* WRITTEN INSTRUCTION
Copy every one of the records below character for character, keeping each line in its original order.

* ENTRIES
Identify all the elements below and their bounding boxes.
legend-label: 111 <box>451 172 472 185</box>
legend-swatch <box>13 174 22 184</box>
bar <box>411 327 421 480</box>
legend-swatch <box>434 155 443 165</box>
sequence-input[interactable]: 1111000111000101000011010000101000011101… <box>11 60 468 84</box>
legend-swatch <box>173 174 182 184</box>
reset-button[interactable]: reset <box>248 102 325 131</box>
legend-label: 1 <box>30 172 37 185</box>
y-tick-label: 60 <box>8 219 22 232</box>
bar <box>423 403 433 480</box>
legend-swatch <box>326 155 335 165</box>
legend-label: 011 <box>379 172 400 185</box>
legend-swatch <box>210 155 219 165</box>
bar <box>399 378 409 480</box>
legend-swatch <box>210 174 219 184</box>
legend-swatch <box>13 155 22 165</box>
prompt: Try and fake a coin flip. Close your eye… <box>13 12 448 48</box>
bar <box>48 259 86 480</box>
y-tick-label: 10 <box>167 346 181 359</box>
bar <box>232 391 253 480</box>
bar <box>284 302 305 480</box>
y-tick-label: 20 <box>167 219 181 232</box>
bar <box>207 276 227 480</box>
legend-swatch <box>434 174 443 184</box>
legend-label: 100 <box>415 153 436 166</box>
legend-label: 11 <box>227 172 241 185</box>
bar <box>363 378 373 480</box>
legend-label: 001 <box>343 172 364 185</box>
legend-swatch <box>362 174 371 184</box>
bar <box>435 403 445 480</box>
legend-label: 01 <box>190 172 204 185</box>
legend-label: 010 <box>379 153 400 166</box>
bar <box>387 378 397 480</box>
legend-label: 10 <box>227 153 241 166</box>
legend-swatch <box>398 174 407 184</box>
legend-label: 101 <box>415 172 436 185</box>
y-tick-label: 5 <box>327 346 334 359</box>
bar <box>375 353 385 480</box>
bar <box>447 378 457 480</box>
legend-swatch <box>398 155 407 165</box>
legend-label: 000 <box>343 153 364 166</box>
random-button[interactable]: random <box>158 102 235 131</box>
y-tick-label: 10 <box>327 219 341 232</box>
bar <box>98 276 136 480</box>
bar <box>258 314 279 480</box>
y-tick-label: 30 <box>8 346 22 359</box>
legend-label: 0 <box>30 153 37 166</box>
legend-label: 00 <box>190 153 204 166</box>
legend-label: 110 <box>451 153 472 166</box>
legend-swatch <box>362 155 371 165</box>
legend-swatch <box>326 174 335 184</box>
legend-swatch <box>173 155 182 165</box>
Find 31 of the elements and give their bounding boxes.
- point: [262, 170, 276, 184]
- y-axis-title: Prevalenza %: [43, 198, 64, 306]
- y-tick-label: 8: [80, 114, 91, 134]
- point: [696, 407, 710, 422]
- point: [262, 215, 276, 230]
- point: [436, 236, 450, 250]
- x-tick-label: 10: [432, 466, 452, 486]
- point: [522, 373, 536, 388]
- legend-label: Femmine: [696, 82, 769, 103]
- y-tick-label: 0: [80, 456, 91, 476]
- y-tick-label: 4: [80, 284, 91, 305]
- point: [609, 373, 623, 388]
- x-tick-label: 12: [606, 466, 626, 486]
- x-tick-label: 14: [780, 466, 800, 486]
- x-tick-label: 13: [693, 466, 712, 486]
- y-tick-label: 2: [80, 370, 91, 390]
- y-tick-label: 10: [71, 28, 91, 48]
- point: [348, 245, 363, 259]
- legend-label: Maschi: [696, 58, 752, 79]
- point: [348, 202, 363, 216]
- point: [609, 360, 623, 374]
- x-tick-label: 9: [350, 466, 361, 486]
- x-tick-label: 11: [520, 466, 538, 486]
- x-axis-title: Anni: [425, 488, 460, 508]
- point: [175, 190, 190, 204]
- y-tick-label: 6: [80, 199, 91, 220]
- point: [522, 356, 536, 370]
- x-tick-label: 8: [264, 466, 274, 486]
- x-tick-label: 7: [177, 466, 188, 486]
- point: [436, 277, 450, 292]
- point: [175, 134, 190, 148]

* FINISHED EXERCISE
Identify all the elements below and their bounding boxes.
legend-label: 111 <box>451 172 472 185</box>
legend-swatch <box>13 174 22 184</box>
bar <box>411 327 421 480</box>
legend-swatch <box>434 155 443 165</box>
sequence-input[interactable]: 1111000111000101000011010000101000011101… <box>11 60 468 84</box>
legend-swatch <box>173 174 182 184</box>
reset-button[interactable]: reset <box>248 102 325 131</box>
legend-label: 1 <box>30 172 37 185</box>
y-tick-label: 60 <box>8 219 22 232</box>
bar <box>423 403 433 480</box>
legend-swatch <box>326 155 335 165</box>
legend-label: 011 <box>379 172 400 185</box>
legend-swatch <box>210 155 219 165</box>
bar <box>399 378 409 480</box>
legend-swatch <box>210 174 219 184</box>
legend-swatch <box>13 155 22 165</box>
prompt: Try and fake a coin flip. Close your eye… <box>13 12 448 48</box>
bar <box>48 259 86 480</box>
y-tick-label: 10 <box>167 346 181 359</box>
bar <box>232 391 253 480</box>
bar <box>284 302 305 480</box>
y-tick-label: 20 <box>167 219 181 232</box>
bar <box>207 276 227 480</box>
legend-swatch <box>434 174 443 184</box>
legend-label: 100 <box>415 153 436 166</box>
legend-label: 11 <box>227 172 241 185</box>
bar <box>363 378 373 480</box>
legend-label: 001 <box>343 172 364 185</box>
legend-swatch <box>362 174 371 184</box>
bar <box>435 403 445 480</box>
legend-label: 01 <box>190 172 204 185</box>
legend-label: 010 <box>379 153 400 166</box>
bar <box>387 378 397 480</box>
legend-label: 10 <box>227 153 241 166</box>
legend-swatch <box>398 174 407 184</box>
legend-label: 101 <box>415 172 436 185</box>
y-tick-label: 5 <box>327 346 334 359</box>
bar <box>375 353 385 480</box>
bar <box>447 378 457 480</box>
legend-swatch <box>398 155 407 165</box>
legend-label: 000 <box>343 153 364 166</box>
random-button[interactable]: random <box>158 102 235 131</box>
y-tick-label: 10 <box>327 219 341 232</box>
bar <box>98 276 136 480</box>
bar <box>258 314 279 480</box>
y-tick-label: 30 <box>8 346 22 359</box>
legend-label: 0 <box>30 153 37 166</box>
legend-label: 00 <box>190 153 204 166</box>
legend-label: 110 <box>451 153 472 166</box>
legend-swatch <box>362 155 371 165</box>
legend-swatch <box>326 174 335 184</box>
legend-swatch <box>173 155 182 165</box>
Find 31 of the elements and give their bounding boxes.
- point: [262, 170, 276, 184]
- y-axis-title: Prevalenza %: [43, 198, 64, 306]
- y-tick-label: 8: [80, 114, 91, 134]
- point: [696, 407, 710, 422]
- point: [262, 215, 276, 230]
- point: [436, 236, 450, 250]
- x-tick-label: 10: [432, 466, 452, 486]
- point: [522, 373, 536, 388]
- legend-label: Femmine: [696, 82, 769, 103]
- y-tick-label: 0: [80, 456, 91, 476]
- y-tick-label: 4: [80, 284, 91, 305]
- point: [609, 373, 623, 388]
- x-tick-label: 12: [606, 466, 626, 486]
- x-tick-label: 14: [780, 466, 800, 486]
- x-tick-label: 13: [693, 466, 712, 486]
- y-tick-label: 2: [80, 370, 91, 390]
- y-tick-label: 10: [71, 28, 91, 48]
- point: [348, 245, 363, 259]
- legend-label: Maschi: [696, 58, 752, 79]
- point: [348, 202, 363, 216]
- point: [609, 360, 623, 374]
- x-tick-label: 9: [350, 466, 361, 486]
- x-tick-label: 11: [520, 466, 538, 486]
- x-axis-title: Anni: [425, 488, 460, 508]
- point: [175, 190, 190, 204]
- y-tick-label: 6: [80, 199, 91, 220]
- point: [522, 356, 536, 370]
- x-tick-label: 8: [264, 466, 274, 486]
- x-tick-label: 7: [177, 466, 188, 486]
- point: [436, 277, 450, 292]
- point: [175, 134, 190, 148]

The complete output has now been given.